* BEGIN Text section *

"Mama Don't Get Dressed Up For Nothing" is a song co-written and recorded by American country music duo Brooks & Dunn.  It was released in September 1996 as the third single from their album Borderline, and their 18th single overall.  The song received moderate success on the US Country chart, where it peaked at number 13, while it was a number 8 hit in Canada.  It was the first single the duo released that missed the US country top 10, breaking a streak of 17 straight top 10 entries; the next eight singles Brooks and Dunn released after this would also make the country top 10.  This is the fourth single to feature Kix Brooks on lead vocals instead of Ronnie Dunn.  Kix and Ronnie wrote this song, along with Don Cook.

In 2019, Brooks & Dunn re-recorded "Mama Don't Get Dressed Up for Nothing" with American country music group Lanco for their album Reboot.

* END Text section *
* BEGIN Extracted entries *

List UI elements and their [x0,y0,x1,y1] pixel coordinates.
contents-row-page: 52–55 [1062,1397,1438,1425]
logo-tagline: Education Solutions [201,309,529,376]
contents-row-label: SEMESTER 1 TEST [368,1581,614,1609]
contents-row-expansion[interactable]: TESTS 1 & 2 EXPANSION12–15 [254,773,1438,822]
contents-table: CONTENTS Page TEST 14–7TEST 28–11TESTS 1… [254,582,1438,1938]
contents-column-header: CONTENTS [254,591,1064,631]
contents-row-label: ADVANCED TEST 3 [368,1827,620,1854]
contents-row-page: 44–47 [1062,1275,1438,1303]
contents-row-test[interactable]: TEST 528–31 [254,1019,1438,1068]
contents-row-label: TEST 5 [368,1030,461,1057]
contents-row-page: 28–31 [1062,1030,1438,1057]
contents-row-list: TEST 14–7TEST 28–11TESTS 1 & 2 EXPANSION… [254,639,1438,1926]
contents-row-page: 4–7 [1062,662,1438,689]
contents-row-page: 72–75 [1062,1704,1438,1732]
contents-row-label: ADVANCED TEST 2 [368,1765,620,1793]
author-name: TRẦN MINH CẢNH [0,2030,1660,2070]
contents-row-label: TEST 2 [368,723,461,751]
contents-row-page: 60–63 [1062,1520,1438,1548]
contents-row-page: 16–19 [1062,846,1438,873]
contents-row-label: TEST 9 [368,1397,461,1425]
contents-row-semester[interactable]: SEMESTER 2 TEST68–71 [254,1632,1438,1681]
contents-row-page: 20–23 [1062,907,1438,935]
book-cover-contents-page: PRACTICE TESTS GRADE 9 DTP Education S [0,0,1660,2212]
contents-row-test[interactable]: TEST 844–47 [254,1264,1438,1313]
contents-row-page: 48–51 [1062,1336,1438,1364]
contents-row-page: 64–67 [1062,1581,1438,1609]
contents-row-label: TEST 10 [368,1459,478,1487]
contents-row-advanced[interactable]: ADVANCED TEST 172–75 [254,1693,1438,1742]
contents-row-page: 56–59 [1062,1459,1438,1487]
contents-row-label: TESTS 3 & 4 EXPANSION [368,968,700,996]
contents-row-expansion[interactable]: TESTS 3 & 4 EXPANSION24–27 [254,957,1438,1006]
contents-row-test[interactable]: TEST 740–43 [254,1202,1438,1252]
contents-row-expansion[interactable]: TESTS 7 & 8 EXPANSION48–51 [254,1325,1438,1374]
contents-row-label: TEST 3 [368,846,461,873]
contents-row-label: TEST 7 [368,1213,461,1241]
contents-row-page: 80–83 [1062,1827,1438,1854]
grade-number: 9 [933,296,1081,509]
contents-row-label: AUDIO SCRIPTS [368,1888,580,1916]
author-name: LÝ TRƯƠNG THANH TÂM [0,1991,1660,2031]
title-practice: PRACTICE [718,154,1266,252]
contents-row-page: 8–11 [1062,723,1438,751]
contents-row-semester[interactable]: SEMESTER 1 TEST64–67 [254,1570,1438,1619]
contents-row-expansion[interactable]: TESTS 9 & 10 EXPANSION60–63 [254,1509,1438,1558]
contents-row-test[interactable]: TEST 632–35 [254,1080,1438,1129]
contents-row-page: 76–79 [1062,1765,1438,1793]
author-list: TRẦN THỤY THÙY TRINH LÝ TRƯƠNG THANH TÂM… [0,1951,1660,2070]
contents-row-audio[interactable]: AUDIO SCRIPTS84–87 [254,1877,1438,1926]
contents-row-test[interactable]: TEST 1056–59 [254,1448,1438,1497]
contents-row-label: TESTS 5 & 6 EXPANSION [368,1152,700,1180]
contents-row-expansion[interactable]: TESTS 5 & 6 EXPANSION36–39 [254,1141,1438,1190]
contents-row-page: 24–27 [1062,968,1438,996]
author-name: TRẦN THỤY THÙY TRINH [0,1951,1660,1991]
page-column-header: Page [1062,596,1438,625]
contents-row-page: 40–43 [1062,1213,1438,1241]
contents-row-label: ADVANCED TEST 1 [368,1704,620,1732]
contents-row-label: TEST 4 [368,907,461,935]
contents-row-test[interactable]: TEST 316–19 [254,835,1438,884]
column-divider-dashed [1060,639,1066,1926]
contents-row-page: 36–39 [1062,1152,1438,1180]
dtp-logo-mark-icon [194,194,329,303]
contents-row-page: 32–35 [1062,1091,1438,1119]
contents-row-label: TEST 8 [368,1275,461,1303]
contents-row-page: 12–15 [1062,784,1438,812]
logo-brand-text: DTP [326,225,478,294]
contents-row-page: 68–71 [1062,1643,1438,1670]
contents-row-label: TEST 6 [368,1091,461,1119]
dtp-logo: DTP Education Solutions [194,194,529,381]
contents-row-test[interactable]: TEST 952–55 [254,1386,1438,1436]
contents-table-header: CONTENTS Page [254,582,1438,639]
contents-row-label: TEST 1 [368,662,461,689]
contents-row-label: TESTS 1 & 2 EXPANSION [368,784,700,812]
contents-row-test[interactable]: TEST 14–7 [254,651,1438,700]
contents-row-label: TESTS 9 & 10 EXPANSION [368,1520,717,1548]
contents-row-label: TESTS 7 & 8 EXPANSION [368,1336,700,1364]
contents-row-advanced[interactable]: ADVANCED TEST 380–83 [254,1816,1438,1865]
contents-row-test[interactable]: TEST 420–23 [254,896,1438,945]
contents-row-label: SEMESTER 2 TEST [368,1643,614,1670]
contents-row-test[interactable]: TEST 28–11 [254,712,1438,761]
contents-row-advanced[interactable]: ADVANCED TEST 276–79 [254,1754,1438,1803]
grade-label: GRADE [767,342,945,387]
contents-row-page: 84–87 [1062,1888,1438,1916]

* END Extracted entries *

## Exercise instructions:
1. Answer these questions using the song article:
(a) In what month and year was the single released?
(b) What position did it reach in Canada?
(c) With which group did Brooks & Dunn re-record it in 2019?
2. Condense the paragraph of the song article that begins "\"Mama Don't Get Dressed Up For Nothing\" is a song" into a bulleted list of its main facts.
3. Pick up the song article after its final sentence and write the next part.

## Written answers:
1.
(a) September 1996
(b) Number 8
(c) Lanco

2.
- Country song co-written and recorded by the American duo Brooks & Dunn
- Released in September 1996 as the third single from the album Borderline and the duo's 18th single overall
- Peaked at number 13 on the US Country chart and number 8 in Canada
- Was the duo's first single to miss the US country top 10, ending a run of 17 consecutive top 10 entries; the next eight singles all reached the top 10
- Fourth single with Kix Brooks rather than Ronnie Dunn on lead vocals
- Written by Kix Brooks, Ronnie Dunn and Don Cook

3.
Music video
The music video for this song was directed by Michael Oblowitz. The video takes place at a Brooks & Dunn concert, with certain scenes cutting to two women who are preparing to go to the concert and make a quick stop and the girl smashes a picture on the road, and also cutting to a man at a ranch. The album cover of the duo's album Borderline can be barely seen in the background of the stage at the concert at the beginning of the video. The two women are seen at the concert among the entire audience towards the end of the video.

Chart positions
"Mama Don't Get Dressed Up for Nothing" debuted at number 74 on the U.S. Billboard Hot Country Songs chart for the week of September 14, 1996.

Parodies
American country music parody artist Cledus T. Judd released a parody of "Mama Don't Get Dressed Up For Nothing" titled "Cledus Don't Stop Eatin' For Nuthin'" on his 1998 album "Did I Shave My Back For This?".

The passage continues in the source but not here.